* PROBLEM *
Repeat, exactly and completely, the entries shown underneath.

── MATERIAL FOR THIS TASK

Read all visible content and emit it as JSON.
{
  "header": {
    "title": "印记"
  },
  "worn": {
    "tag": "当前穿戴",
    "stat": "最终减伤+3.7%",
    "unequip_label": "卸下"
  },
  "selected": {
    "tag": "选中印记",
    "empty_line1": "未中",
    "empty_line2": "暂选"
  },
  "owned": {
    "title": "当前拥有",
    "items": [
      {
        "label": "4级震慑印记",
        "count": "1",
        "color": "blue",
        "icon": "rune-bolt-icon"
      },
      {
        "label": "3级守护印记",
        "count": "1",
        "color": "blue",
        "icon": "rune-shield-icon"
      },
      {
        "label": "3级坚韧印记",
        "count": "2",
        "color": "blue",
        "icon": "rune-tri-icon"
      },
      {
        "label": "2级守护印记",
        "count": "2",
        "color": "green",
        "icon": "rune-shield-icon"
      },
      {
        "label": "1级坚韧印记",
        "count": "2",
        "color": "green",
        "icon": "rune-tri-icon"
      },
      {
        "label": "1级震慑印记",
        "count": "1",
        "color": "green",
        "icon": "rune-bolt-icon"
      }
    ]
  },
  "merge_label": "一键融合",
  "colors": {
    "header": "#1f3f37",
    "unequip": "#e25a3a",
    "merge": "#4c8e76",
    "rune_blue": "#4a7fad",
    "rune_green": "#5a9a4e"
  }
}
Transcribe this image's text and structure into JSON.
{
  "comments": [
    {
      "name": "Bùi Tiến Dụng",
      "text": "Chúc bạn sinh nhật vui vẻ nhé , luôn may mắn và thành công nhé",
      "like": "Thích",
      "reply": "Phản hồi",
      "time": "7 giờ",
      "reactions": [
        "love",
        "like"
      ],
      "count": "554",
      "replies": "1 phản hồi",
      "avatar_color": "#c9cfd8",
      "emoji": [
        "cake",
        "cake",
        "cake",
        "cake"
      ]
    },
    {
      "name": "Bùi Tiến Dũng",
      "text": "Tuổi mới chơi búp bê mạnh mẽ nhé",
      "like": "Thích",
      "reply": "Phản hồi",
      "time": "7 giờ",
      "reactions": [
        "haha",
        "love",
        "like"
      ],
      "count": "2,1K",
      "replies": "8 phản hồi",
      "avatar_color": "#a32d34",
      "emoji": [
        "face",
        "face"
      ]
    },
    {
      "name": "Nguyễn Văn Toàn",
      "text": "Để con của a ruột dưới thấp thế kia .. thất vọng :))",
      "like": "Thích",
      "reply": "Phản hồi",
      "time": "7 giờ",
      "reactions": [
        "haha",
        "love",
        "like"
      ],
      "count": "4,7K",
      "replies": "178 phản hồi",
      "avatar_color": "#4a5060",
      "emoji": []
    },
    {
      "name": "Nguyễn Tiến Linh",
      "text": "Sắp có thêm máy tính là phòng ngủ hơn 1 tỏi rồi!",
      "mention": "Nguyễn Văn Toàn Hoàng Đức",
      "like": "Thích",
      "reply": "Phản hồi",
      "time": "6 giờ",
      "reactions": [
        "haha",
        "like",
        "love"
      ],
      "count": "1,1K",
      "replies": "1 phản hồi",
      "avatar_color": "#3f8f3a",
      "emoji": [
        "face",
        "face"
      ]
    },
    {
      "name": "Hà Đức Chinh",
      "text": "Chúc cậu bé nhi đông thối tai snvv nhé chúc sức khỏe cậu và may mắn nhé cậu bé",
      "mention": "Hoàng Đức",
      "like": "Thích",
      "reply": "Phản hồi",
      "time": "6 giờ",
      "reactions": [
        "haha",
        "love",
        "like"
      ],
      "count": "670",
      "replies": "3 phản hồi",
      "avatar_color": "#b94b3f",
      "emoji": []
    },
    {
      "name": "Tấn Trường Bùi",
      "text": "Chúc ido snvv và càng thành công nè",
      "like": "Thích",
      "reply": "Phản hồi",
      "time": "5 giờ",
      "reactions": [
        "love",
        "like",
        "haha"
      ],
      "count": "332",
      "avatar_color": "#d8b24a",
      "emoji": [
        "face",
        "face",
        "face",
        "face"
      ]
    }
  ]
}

────

* RESULT BELOW *
Read all visible content and emit it as JSON.
{
  "header": {
    "title": "印记"
  },
  "worn": {
    "tag": "当前穿戴",
    "stat": "最终减伤+3.7%",
    "unequip_label": "卸下"
  },
  "selected": {
    "tag": "选中印记",
    "empty_line1": "未中",
    "empty_line2": "暂选"
  },
  "owned": {
    "title": "当前拥有",
    "items": [
      {
        "label": "4级震慑印记",
        "count": "1",
        "color": "blue",
        "icon": "rune-bolt-icon"
      },
      {
        "label": "3级守护印记",
        "count": "1",
        "color": "blue",
        "icon": "rune-shield-icon"
      },
      {
        "label": "3级坚韧印记",
        "count": "2",
        "color": "blue",
        "icon": "rune-tri-icon"
      },
      {
        "label": "2级守护印记",
        "count": "2",
        "color": "green",
        "icon": "rune-shield-icon"
      },
      {
        "label": "1级坚韧印记",
        "count": "2",
        "color": "green",
        "icon": "rune-tri-icon"
      },
      {
        "label": "1级震慑印记",
        "count": "1",
        "color": "green",
        "icon": "rune-bolt-icon"
      }
    ]
  },
  "merge_label": "一键融合",
  "colors": {
    "header": "#1f3f37",
    "unequip": "#e25a3a",
    "merge": "#4c8e76",
    "rune_blue": "#4a7fad",
    "rune_green": "#5a9a4e"
  }
}
Transcribe this image's text and structure into JSON.
{
  "comments": [
    {
      "name": "Bùi Tiến Dụng",
      "text": "Chúc bạn sinh nhật vui vẻ nhé , luôn may mắn và thành công nhé",
      "like": "Thích",
      "reply": "Phản hồi",
      "time": "7 giờ",
      "reactions": [
        "love",
        "like"
      ],
      "count": "554",
      "replies": "1 phản hồi",
      "avatar_color": "#c9cfd8",
      "emoji": [
        "cake",
        "cake",
        "cake",
        "cake"
      ]
    },
    {
      "name": "Bùi Tiến Dũng",
      "text": "Tuổi mới chơi búp bê mạnh mẽ nhé",
      "like": "Thích",
      "reply": "Phản hồi",
      "time": "7 giờ",
      "reactions": [
        "haha",
        "love",
        "like"
      ],
      "count": "2,1K",
      "replies": "8 phản hồi",
      "avatar_color": "#a32d34",
      "emoji": [
        "face",
        "face"
      ]
    },
    {
      "name": "Nguyễn Văn Toàn",
      "text": "Để con của a ruột dưới thấp thế kia .. thất vọng :))",
      "like": "Thích",
      "reply": "Phản hồi",
      "time": "7 giờ",
      "reactions": [
        "haha",
        "love",
        "like"
      ],
      "count": "4,7K",
      "replies": "178 phản hồi",
      "avatar_color": "#4a5060",
      "emoji": []
    },
    {
      "name": "Nguyễn Tiến Linh",
      "text": "Sắp có thêm máy tính là phòng ngủ hơn 1 tỏi rồi!",
      "mention": "Nguyễn Văn Toàn Hoàng Đức",
      "like": "Thích",
      "reply": "Phản hồi",
      "time": "6 giờ",
      "reactions": [
        "haha",
        "like",
        "love"
      ],
      "count": "1,1K",
      "replies": "1 phản hồi",
      "avatar_color": "#3f8f3a",
      "emoji": [
        "face",
        "face"
      ]
    },
    {
      "name": "Hà Đức Chinh",
      "text": "Chúc cậu bé nhi đông thối tai snvv nhé chúc sức khỏe cậu và may mắn nhé cậu bé",
      "mention": "Hoàng Đức",
      "like": "Thích",
      "reply": "Phản hồi",
      "time": "6 giờ",
      "reactions": [
        "haha",
        "love",
        "like"
      ],
      "count": "670",
      "replies": "3 phản hồi",
      "avatar_color": "#b94b3f",
      "emoji": []
    },
    {
      "name": "Tấn Trường Bùi",
      "text": "Chúc ido snvv và càng thành công nè",
      "like": "Thích",
      "reply": "Phản hồi",
      "time": "5 giờ",
      "reactions": [
        "love",
        "like",
        "haha"
      ],
      "count": "332",
      "avatar_color": "#d8b24a",
      "emoji": [
        "face",
        "face",
        "face",
        "face"
      ]
    }
  ]
}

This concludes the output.